What you will do:
The records below must be retyped exactly.

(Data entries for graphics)

* begin *

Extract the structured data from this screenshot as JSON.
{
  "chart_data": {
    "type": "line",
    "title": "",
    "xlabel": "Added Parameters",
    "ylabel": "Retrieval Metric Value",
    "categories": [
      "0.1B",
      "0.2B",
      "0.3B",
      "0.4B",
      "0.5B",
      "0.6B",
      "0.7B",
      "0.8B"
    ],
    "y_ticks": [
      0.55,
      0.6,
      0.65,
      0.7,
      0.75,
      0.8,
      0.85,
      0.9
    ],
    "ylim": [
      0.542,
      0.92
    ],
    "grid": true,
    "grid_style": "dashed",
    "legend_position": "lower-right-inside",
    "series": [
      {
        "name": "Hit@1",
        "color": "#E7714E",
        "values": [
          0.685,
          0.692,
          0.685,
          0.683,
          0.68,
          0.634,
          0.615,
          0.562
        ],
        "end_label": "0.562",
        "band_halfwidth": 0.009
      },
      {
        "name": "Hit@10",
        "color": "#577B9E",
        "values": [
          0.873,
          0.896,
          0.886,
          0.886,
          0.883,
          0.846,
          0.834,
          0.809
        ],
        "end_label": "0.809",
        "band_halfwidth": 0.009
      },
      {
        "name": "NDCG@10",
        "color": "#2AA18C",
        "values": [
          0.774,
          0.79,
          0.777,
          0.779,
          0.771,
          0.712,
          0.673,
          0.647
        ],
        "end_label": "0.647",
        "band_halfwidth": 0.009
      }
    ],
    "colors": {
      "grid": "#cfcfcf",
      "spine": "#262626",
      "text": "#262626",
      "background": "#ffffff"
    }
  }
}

* end *

Answer to the task:
Extract the structured data from this screenshot as JSON.
{
  "chart_data": {
    "type": "line",
    "title": "",
    "xlabel": "Added Parameters",
    "ylabel": "Retrieval Metric Value",
    "categories": [
      "0.1B",
      "0.2B",
      "0.3B",
      "0.4B",
      "0.5B",
      "0.6B",
      "0.7B",
      "0.8B"
    ],
    "y_ticks": [
      0.55,
      0.6,
      0.65,
      0.7,
      0.75,
      0.8,
      0.85,
      0.9
    ],
    "ylim": [
      0.542,
      0.92
    ],
    "grid": true,
    "grid_style": "dashed",
    "legend_position": "lower-right-inside",
    "series": [
      {
        "name": "Hit@1",
        "color": "#E7714E",
        "values": [
          0.685,
          0.692,
          0.685,
          0.683,
          0.68,
          0.634,
          0.615,
          0.562
        ],
        "end_label": "0.562",
        "band_halfwidth": 0.009
      },
      {
        "name": "Hit@10",
        "color": "#577B9E",
        "values": [
          0.873,
          0.896,
          0.886,
          0.886,
          0.883,
          0.846,
          0.834,
          0.809
        ],
        "end_label": "0.809",
        "band_halfwidth": 0.009
      },
      {
        "name": "NDCG@10",
        "color": "#2AA18C",
        "values": [
          0.774,
          0.79,
          0.777,
          0.779,
          0.771,
          0.712,
          0.673,
          0.647
        ],
        "end_label": "0.647",
        "band_halfwidth": 0.009
      }
    ],
    "colors": {
      "grid": "#cfcfcf",
      "spine": "#262626",
      "text": "#262626",
      "background": "#ffffff"
    }
  }
}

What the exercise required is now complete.